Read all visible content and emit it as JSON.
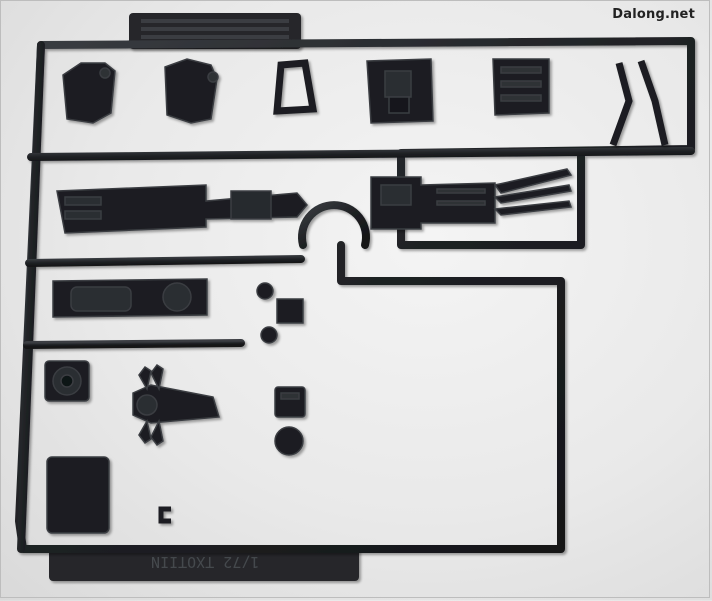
{
  "photo": {
    "subject": "black plastic model kit sprue (runner) with parts",
    "background_color": "#ebebeb",
    "plastic_color": "#1d1f22"
  },
  "watermark": {
    "text": "Dalong.net"
  },
  "tags": {
    "top_tag_text": "",
    "bottom_tag_text": "1/72 TXOTIIN"
  },
  "icons": {
    "sprue_frame": "sprue-frame-icon",
    "parts": "model-part-icon"
  }
}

....

_TASK INSTRUCTIONS_: Quote the entries in full. Any image among them is to be omitted from the copy.

_THE RESPONSE_:
Read all visible content and emit it as JSON.
{
  "photo": {
    "subject": "black plastic model kit sprue (runner) with parts",
    "background_color": "#ebebeb",
    "plastic_color": "#1d1f22"
  },
  "watermark": {
    "text": "Dalong.net"
  },
  "tags": {
    "top_tag_text": "",
    "bottom_tag_text": "1/72 TXOTIIN"
  },
  "icons": {
    "sprue_frame": "sprue-frame-icon",
    "parts": "model-part-icon"
  }
}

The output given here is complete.